Problem statement:
All of the data should be output character for character, except the pictures.

:: Records ::

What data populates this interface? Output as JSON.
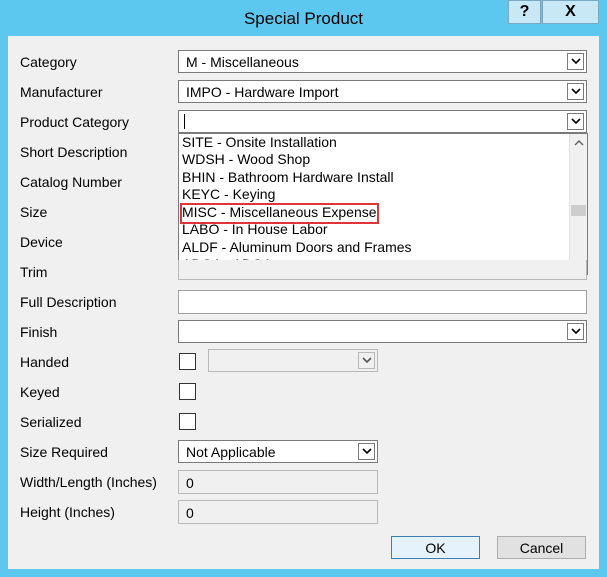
{
  "window": {
    "title": "Special Product",
    "help_glyph": "?",
    "close_glyph": "X"
  },
  "form": {
    "labels": {
      "category": "Category",
      "manufacturer": "Manufacturer",
      "product_category": "Product Category",
      "short_description": "Short Description",
      "catalog_number": "Catalog Number",
      "size": "Size",
      "device": "Device",
      "trim": "Trim",
      "full_description": "Full Description",
      "finish": "Finish",
      "handed": "Handed",
      "keyed": "Keyed",
      "serialized": "Serialized",
      "size_required": "Size Required",
      "width_length": "Width/Length (Inches)",
      "height": "Height (Inches)"
    },
    "values": {
      "category": "M - Miscellaneous",
      "manufacturer": "IMPO - Hardware Import",
      "product_category": "",
      "full_description": "",
      "finish": "",
      "handed_select": "",
      "size_required": "Not Applicable",
      "width_length": "0",
      "height": "0"
    },
    "checkboxes": {
      "handed": false,
      "keyed": false,
      "serialized": false
    }
  },
  "dropdown_list": {
    "items": [
      "SITE - Onsite Installation",
      "WDSH - Wood Shop",
      "BHIN - Bathroom Hardware Install",
      "KEYC - Keying",
      "MISC - Miscellaneous Expense",
      "LABO - In House Labor",
      "ALDF - Aluminum Doors and Frames",
      "ADOA - ADOA"
    ],
    "highlighted_item": "MISC - Miscellaneous Expense"
  },
  "buttons": {
    "ok": "OK",
    "cancel": "Cancel"
  },
  "icons": {
    "dropdown": "chevron-down-icon",
    "scroll_up": "chevron-up-icon",
    "scroll_down": "chevron-down-icon"
  },
  "colors": {
    "titlebar": "#5cc8f0",
    "client": "#f0f0f0",
    "highlight_box": "#e0343a"
  }
}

:::

Output of the task:
What data populates this interface? Output as JSON.
{
  "window": {
    "title": "Special Product",
    "help_glyph": "?",
    "close_glyph": "X"
  },
  "form": {
    "labels": {
      "category": "Category",
      "manufacturer": "Manufacturer",
      "product_category": "Product Category",
      "short_description": "Short Description",
      "catalog_number": "Catalog Number",
      "size": "Size",
      "device": "Device",
      "trim": "Trim",
      "full_description": "Full Description",
      "finish": "Finish",
      "handed": "Handed",
      "keyed": "Keyed",
      "serialized": "Serialized",
      "size_required": "Size Required",
      "width_length": "Width/Length (Inches)",
      "height": "Height (Inches)"
    },
    "values": {
      "category": "M - Miscellaneous",
      "manufacturer": "IMPO - Hardware Import",
      "product_category": "",
      "full_description": "",
      "finish": "",
      "handed_select": "",
      "size_required": "Not Applicable",
      "width_length": "0",
      "height": "0"
    },
    "checkboxes": {
      "handed": false,
      "keyed": false,
      "serialized": false
    }
  },
  "dropdown_list": {
    "items": [
      "SITE - Onsite Installation",
      "WDSH - Wood Shop",
      "BHIN - Bathroom Hardware Install",
      "KEYC - Keying",
      "MISC - Miscellaneous Expense",
      "LABO - In House Labor",
      "ALDF - Aluminum Doors and Frames",
      "ADOA - ADOA"
    ],
    "highlighted_item": "MISC - Miscellaneous Expense"
  },
  "buttons": {
    "ok": "OK",
    "cancel": "Cancel"
  },
  "icons": {
    "dropdown": "chevron-down-icon",
    "scroll_up": "chevron-up-icon",
    "scroll_down": "chevron-down-icon"
  },
  "colors": {
    "titlebar": "#5cc8f0",
    "client": "#f0f0f0",
    "highlight_box": "#e0343a"
  }
}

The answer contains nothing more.